SET PROBLEM
Can you rewrite the rows that begin at the line that has "option-yes[interactable]: Yes [1083,874,1800,966]" and stop after the line that has "screen: 3:03 Request", replacing "question-text" with "prompt-text" and leaving everything else unchanged?

┄┄┄┄┄┄┄┄┄┄

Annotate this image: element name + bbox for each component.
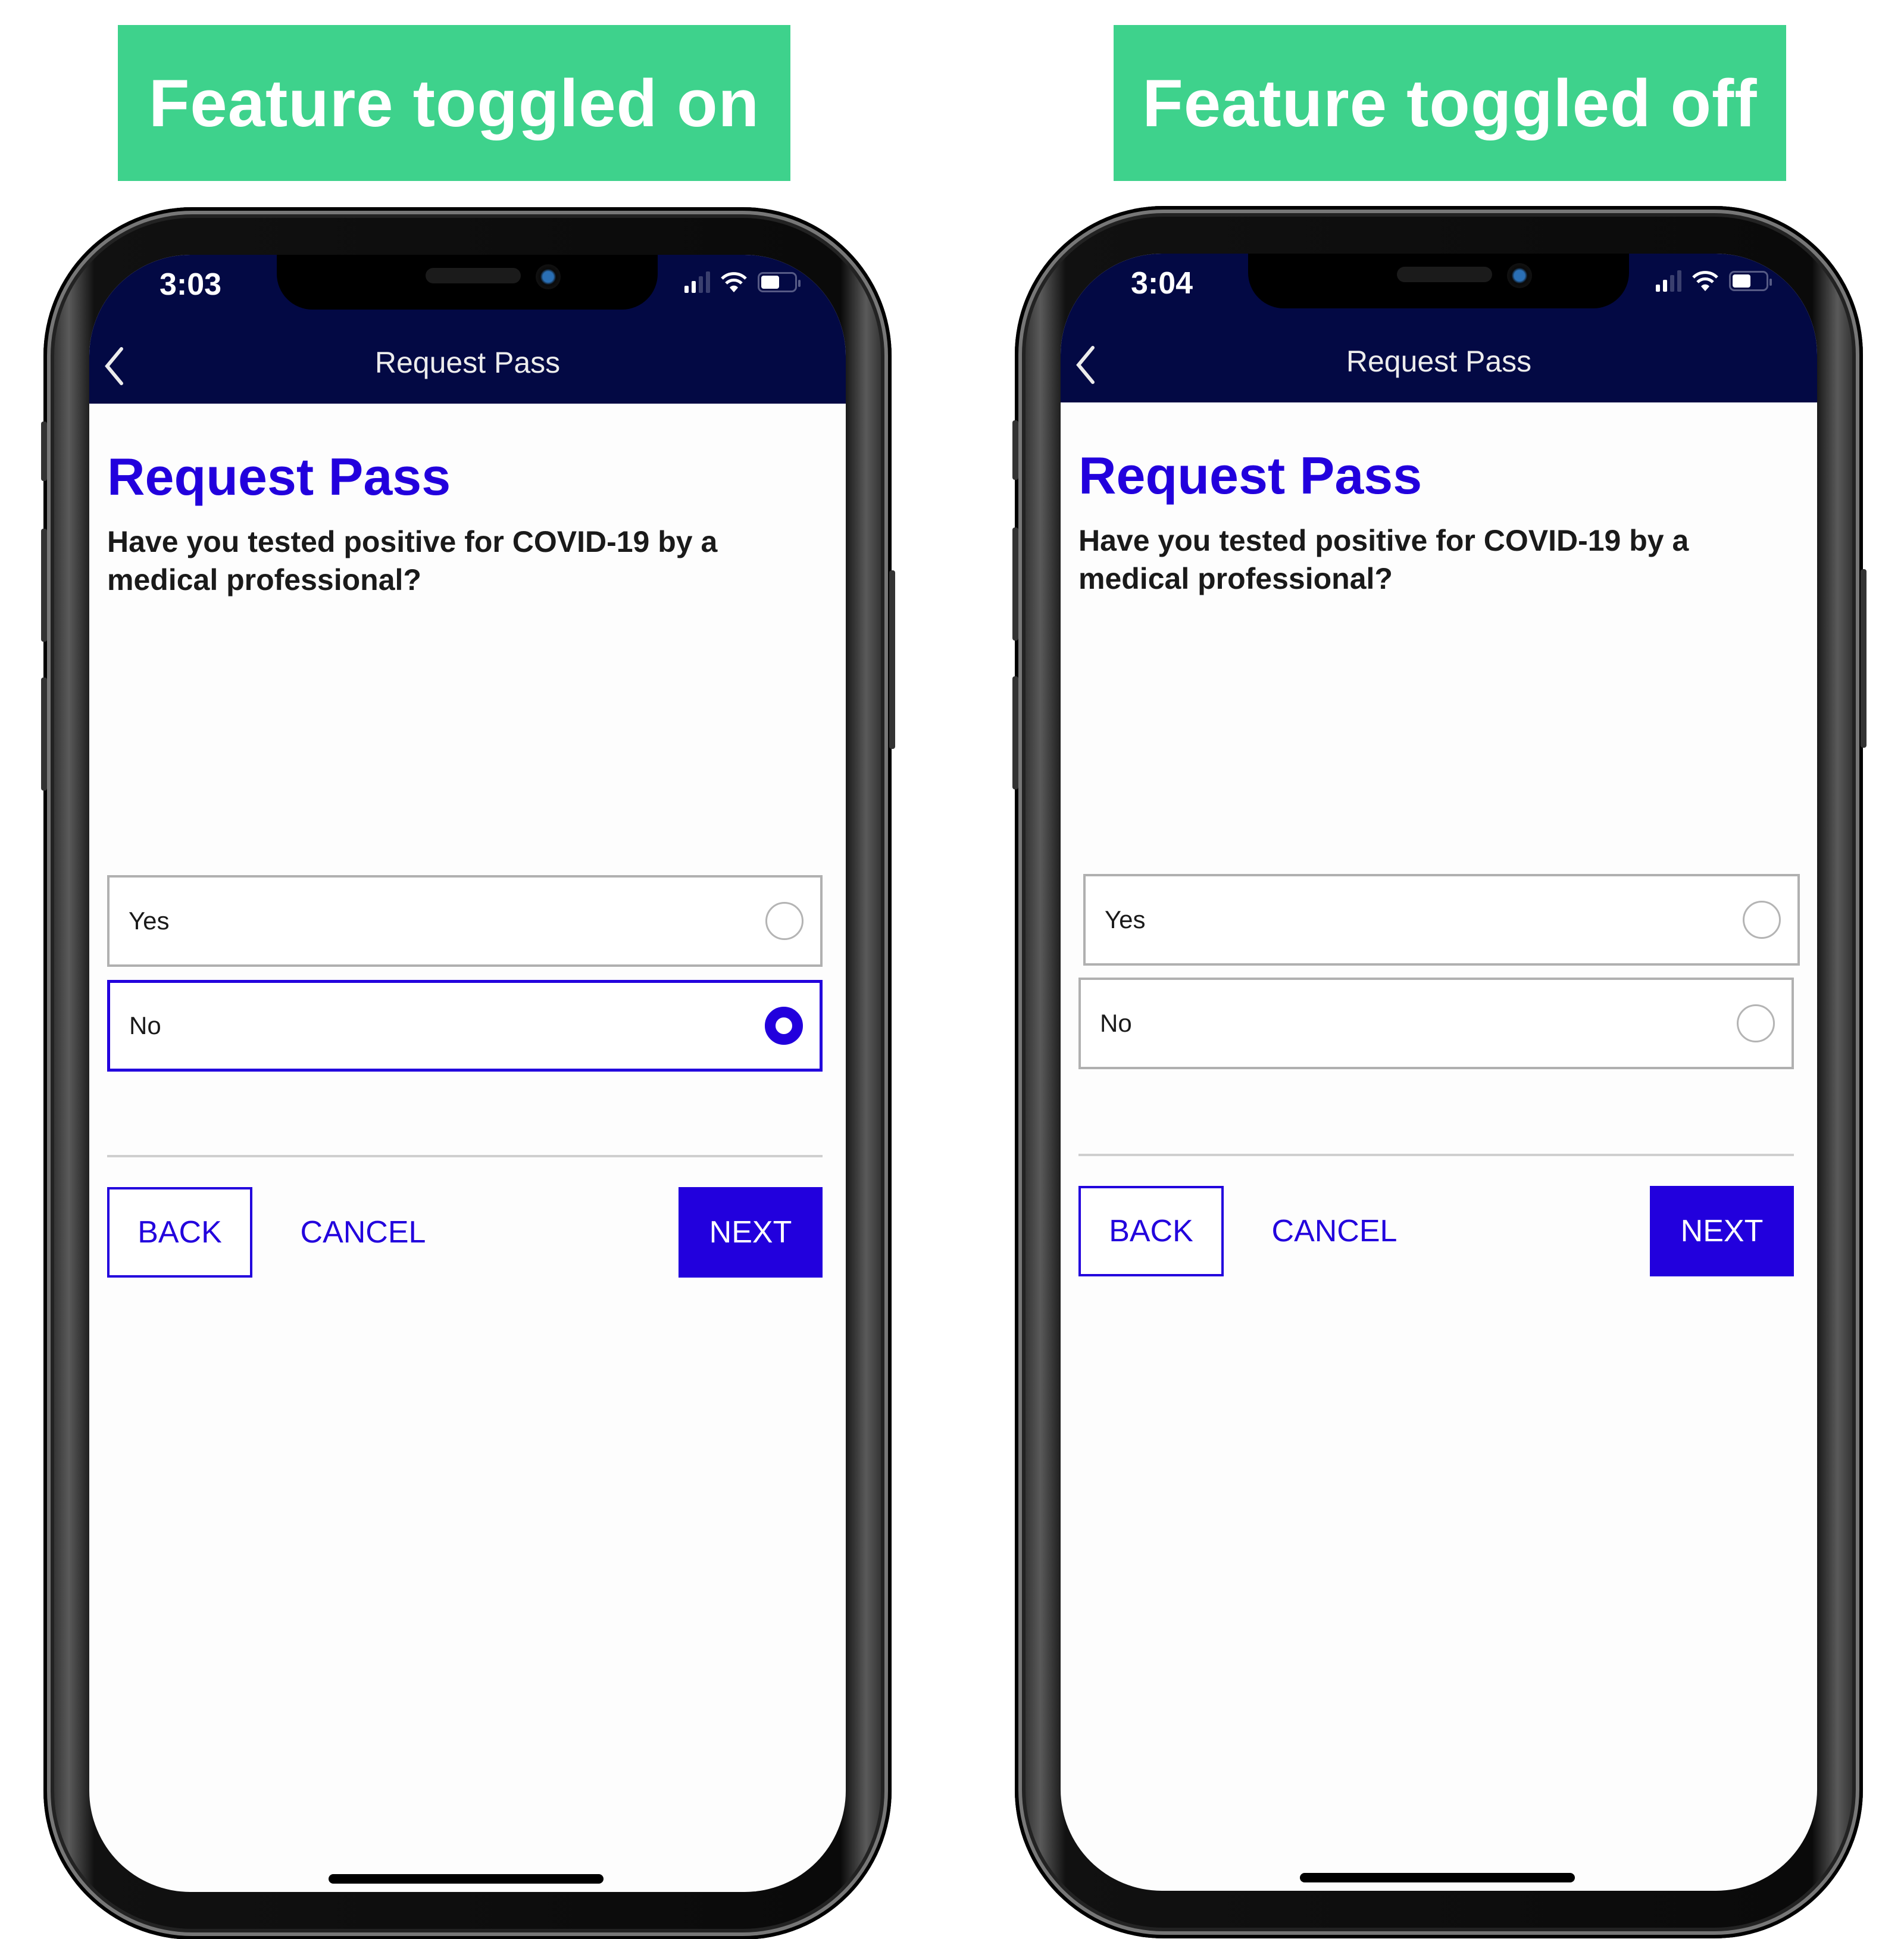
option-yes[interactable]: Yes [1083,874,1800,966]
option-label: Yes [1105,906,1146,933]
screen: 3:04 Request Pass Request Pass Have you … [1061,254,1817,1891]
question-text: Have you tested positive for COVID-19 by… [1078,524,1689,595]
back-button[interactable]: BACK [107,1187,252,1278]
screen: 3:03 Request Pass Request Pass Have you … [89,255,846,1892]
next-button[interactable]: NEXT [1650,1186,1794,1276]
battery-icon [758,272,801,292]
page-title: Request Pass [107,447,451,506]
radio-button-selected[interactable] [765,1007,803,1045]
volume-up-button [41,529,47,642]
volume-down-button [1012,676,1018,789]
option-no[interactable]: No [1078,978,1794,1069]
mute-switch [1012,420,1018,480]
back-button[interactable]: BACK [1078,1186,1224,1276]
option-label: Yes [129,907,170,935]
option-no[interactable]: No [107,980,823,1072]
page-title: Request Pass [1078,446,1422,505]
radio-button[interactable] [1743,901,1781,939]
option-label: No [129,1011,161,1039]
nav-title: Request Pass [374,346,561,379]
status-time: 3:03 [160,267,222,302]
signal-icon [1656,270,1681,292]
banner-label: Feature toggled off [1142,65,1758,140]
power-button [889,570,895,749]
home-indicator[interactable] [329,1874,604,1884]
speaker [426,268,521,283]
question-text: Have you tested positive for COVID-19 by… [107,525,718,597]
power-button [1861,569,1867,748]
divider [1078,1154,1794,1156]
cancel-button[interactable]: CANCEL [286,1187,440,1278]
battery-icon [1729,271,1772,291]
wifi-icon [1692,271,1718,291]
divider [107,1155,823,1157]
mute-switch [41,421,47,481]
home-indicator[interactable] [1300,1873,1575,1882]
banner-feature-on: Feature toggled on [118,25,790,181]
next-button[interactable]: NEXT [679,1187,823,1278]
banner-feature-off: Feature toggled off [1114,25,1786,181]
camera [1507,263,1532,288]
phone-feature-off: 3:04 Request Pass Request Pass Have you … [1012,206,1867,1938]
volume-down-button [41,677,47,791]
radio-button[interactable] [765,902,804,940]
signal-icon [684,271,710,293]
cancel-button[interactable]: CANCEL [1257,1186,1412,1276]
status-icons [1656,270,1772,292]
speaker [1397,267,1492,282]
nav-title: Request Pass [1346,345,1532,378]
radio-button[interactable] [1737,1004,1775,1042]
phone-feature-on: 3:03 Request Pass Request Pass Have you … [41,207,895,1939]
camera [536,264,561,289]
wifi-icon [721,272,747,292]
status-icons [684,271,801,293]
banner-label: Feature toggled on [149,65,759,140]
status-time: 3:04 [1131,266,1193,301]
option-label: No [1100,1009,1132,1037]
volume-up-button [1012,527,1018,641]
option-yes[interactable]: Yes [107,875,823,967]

┄┄┄┄┄┄┄┄┄┄

CORRECT ANSWER
option-yes[interactable]: Yes [1083,874,1800,966]
option-label: Yes [1105,906,1146,933]
screen: 3:04 Request Pass Request Pass Have you … [1061,254,1817,1891]
prompt-text: Have you tested positive for COVID-19 by… [1078,524,1689,595]
back-button[interactable]: BACK [107,1187,252,1278]
screen: 3:03 Request Pass Request Pass Have you … [89,255,846,1892]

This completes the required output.